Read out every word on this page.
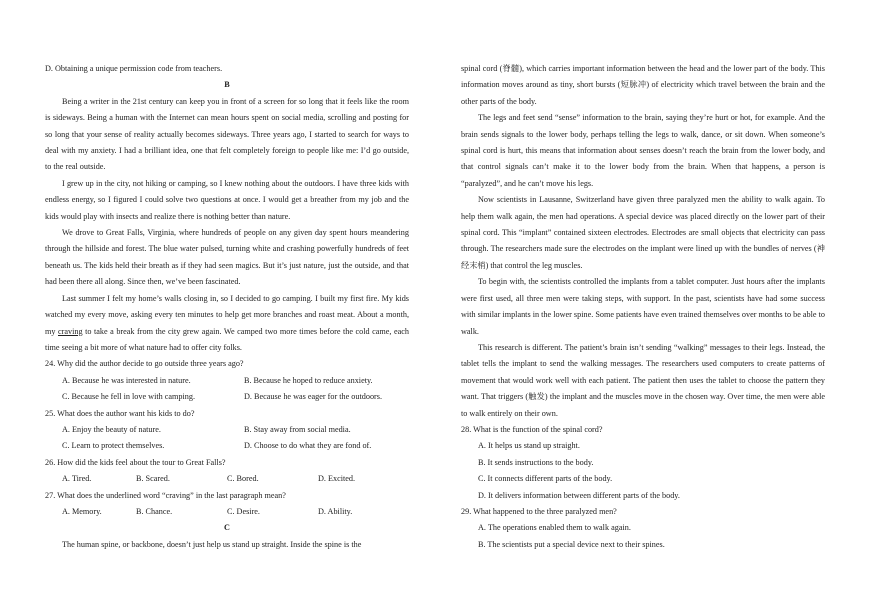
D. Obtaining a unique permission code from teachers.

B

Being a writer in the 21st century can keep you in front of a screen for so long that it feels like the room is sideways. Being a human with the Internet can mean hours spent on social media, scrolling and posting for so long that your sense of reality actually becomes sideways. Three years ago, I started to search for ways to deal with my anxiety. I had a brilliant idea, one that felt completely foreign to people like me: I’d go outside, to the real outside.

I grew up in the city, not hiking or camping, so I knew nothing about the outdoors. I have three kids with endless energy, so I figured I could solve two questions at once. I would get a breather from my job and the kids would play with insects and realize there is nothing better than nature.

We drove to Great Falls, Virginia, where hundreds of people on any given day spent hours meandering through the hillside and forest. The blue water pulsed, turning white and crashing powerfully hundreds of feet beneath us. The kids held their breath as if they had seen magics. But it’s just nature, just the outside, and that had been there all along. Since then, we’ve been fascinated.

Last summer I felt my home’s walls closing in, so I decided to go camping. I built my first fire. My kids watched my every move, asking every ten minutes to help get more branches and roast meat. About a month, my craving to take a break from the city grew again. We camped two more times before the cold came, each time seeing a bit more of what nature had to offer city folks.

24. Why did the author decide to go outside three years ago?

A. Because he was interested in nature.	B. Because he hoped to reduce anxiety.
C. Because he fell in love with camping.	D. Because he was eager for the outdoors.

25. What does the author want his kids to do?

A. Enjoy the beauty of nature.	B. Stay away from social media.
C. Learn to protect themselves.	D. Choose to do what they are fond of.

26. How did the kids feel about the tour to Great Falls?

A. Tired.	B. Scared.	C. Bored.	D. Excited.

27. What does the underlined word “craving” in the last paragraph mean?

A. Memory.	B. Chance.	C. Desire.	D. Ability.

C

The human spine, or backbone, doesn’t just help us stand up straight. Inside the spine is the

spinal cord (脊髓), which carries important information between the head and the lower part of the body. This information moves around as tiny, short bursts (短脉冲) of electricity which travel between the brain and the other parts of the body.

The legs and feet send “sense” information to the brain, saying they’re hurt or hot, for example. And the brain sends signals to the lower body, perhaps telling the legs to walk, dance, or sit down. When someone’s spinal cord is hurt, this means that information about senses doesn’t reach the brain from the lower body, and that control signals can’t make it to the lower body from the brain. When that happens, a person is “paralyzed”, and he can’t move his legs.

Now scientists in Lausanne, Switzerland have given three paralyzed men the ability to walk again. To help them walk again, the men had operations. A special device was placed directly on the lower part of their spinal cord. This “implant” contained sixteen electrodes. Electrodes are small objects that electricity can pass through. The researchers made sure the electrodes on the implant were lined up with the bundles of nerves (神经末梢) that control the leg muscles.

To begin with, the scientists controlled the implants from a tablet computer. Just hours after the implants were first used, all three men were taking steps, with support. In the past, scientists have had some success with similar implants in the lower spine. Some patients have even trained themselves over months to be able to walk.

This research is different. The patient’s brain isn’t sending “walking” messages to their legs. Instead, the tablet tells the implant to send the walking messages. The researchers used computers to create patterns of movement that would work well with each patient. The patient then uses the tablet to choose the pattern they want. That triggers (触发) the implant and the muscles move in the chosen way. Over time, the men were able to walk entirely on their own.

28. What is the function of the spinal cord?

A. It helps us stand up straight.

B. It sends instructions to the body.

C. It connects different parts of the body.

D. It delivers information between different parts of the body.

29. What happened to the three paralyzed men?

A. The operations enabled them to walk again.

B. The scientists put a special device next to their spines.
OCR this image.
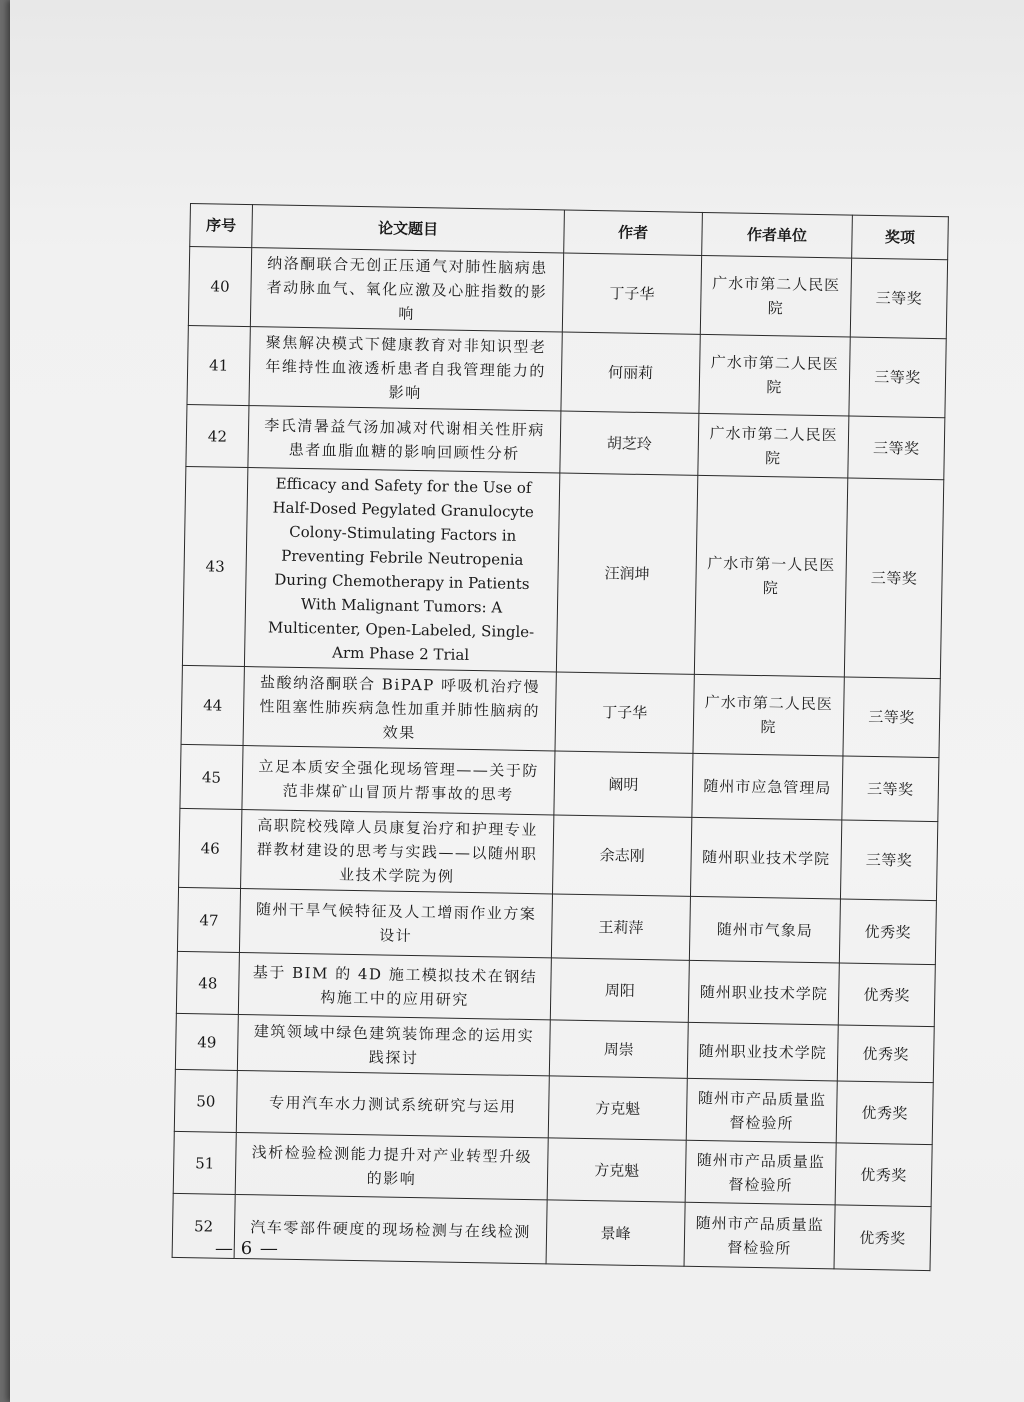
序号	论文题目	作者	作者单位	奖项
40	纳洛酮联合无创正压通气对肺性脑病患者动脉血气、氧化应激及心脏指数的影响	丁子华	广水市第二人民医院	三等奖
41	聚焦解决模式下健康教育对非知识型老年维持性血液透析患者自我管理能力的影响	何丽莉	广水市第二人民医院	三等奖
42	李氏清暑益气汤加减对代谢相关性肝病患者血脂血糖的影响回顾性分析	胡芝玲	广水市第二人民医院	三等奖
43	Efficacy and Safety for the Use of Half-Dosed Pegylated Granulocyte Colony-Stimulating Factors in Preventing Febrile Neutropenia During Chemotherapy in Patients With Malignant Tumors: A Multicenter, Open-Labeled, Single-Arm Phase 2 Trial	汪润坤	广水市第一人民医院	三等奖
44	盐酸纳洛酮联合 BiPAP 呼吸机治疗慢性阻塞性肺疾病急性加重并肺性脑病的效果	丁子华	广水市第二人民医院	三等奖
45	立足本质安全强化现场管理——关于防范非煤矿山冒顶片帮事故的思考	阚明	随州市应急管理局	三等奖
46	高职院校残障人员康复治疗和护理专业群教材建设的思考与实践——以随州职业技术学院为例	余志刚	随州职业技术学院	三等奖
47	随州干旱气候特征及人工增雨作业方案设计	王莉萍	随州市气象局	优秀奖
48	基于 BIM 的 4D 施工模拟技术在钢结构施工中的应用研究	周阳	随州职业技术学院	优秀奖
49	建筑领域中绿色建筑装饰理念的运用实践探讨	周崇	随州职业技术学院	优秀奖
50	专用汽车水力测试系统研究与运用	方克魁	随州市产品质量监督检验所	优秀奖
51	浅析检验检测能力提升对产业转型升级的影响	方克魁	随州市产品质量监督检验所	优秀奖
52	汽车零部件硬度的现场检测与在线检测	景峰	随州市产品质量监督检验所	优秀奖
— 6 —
┄┄┄┄┄┄┄┄┄┄
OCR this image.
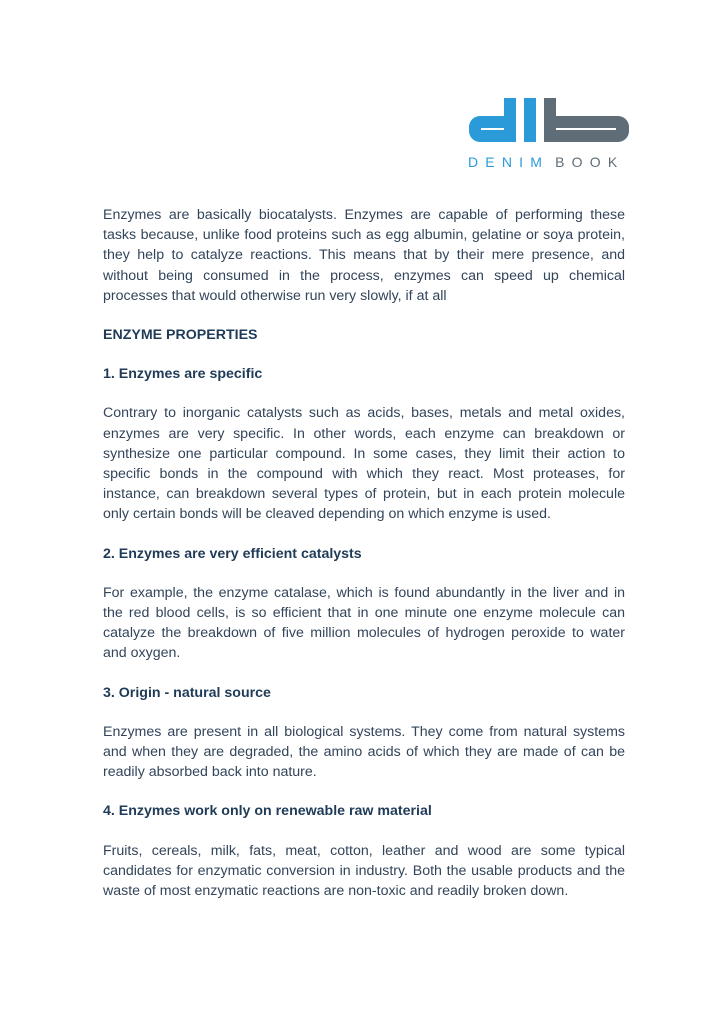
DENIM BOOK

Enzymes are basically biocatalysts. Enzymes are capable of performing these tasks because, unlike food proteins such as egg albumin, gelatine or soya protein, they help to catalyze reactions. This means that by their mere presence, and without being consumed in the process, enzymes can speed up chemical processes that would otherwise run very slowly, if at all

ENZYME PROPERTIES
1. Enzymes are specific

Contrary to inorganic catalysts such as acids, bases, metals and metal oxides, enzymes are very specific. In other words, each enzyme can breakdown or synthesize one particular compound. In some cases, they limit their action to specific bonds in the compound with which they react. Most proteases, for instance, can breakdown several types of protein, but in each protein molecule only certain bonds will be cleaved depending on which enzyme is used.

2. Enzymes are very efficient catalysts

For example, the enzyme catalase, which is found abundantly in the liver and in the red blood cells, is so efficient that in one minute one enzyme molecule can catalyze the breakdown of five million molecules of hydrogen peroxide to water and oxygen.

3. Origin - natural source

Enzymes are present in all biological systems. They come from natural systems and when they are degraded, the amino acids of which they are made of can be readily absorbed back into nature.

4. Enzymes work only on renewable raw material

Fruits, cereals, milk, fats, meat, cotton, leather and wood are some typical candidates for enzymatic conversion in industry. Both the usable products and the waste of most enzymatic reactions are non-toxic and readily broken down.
┄┄┄┄┄┄┄┄┄┄
Where the word "felt" occurs in a line of the records, copy that line.

◆ Answer space:
Being a writer in the 21st century can keep you in front of a screen for so long that it feels like the room is sideways. Being a human with the Internet can mean hours spent on social media, scrolling and posting for so long that your sense of reality actually becomes sideways. Three years ago, I started to search for ways to deal with my anxiety. I had a brilliant idea, one that felt completely foreign to people like me: I’d go outside, to the real outside.
Last summer I felt my home’s walls closing in, so I decided to go camping. I built my first fire. My kids watched my every move, asking every ten minutes to help get more branches and roast meat. About a month, my craving to take a break from the city grew again. We camped two more times before the cold came, each time seeing a bit more of what nature had to offer city folks.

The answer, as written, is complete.